[Records about charts and figures]
════

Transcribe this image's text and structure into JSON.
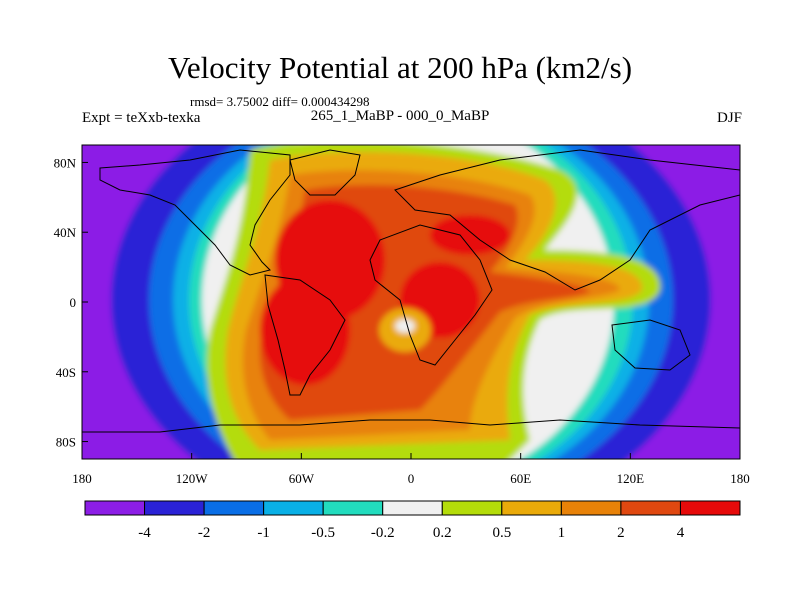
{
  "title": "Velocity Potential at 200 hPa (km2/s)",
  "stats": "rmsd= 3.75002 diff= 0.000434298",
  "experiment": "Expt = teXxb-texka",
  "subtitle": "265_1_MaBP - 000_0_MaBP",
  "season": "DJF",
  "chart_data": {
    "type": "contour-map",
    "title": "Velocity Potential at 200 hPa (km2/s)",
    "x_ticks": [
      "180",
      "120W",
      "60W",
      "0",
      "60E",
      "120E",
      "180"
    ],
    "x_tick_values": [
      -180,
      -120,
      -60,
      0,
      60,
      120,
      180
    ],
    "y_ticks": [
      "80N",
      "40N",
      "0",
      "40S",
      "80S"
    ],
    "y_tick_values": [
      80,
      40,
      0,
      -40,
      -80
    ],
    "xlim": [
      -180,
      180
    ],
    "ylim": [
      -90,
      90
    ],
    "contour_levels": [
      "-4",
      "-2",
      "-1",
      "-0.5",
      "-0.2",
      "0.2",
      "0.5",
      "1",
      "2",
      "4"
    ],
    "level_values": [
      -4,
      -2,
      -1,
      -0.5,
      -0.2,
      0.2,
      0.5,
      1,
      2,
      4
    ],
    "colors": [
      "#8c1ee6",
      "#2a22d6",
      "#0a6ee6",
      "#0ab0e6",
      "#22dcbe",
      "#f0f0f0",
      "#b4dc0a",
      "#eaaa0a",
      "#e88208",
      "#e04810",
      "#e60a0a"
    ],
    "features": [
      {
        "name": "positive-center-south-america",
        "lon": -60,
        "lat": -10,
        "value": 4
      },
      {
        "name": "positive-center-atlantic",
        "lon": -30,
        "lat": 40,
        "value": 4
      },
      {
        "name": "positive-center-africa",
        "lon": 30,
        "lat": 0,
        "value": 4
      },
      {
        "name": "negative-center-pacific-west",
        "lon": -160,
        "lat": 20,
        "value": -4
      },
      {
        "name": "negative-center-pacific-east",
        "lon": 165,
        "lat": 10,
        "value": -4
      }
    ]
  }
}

════

[Your instructions] Write the listing out a second time exactly, dropping all images.

[Answer to this problem]
Transcribe this image's text and structure into JSON.
{
  "title": "Velocity Potential at 200 hPa (km2/s)",
  "stats": "rmsd= 3.75002 diff= 0.000434298",
  "experiment": "Expt = teXxb-texka",
  "subtitle": "265_1_MaBP - 000_0_MaBP",
  "season": "DJF",
  "chart_data": {
    "type": "contour-map",
    "title": "Velocity Potential at 200 hPa (km2/s)",
    "x_ticks": [
      "180",
      "120W",
      "60W",
      "0",
      "60E",
      "120E",
      "180"
    ],
    "x_tick_values": [
      -180,
      -120,
      -60,
      0,
      60,
      120,
      180
    ],
    "y_ticks": [
      "80N",
      "40N",
      "0",
      "40S",
      "80S"
    ],
    "y_tick_values": [
      80,
      40,
      0,
      -40,
      -80
    ],
    "xlim": [
      -180,
      180
    ],
    "ylim": [
      -90,
      90
    ],
    "contour_levels": [
      "-4",
      "-2",
      "-1",
      "-0.5",
      "-0.2",
      "0.2",
      "0.5",
      "1",
      "2",
      "4"
    ],
    "level_values": [
      -4,
      -2,
      -1,
      -0.5,
      -0.2,
      0.2,
      0.5,
      1,
      2,
      4
    ],
    "colors": [
      "#8c1ee6",
      "#2a22d6",
      "#0a6ee6",
      "#0ab0e6",
      "#22dcbe",
      "#f0f0f0",
      "#b4dc0a",
      "#eaaa0a",
      "#e88208",
      "#e04810",
      "#e60a0a"
    ],
    "features": [
      {
        "name": "positive-center-south-america",
        "lon": -60,
        "lat": -10,
        "value": 4
      },
      {
        "name": "positive-center-atlantic",
        "lon": -30,
        "lat": 40,
        "value": 4
      },
      {
        "name": "positive-center-africa",
        "lon": 30,
        "lat": 0,
        "value": 4
      },
      {
        "name": "negative-center-pacific-west",
        "lon": -160,
        "lat": 20,
        "value": -4
      },
      {
        "name": "negative-center-pacific-east",
        "lon": 165,
        "lat": 10,
        "value": -4
      }
    ]
  }
}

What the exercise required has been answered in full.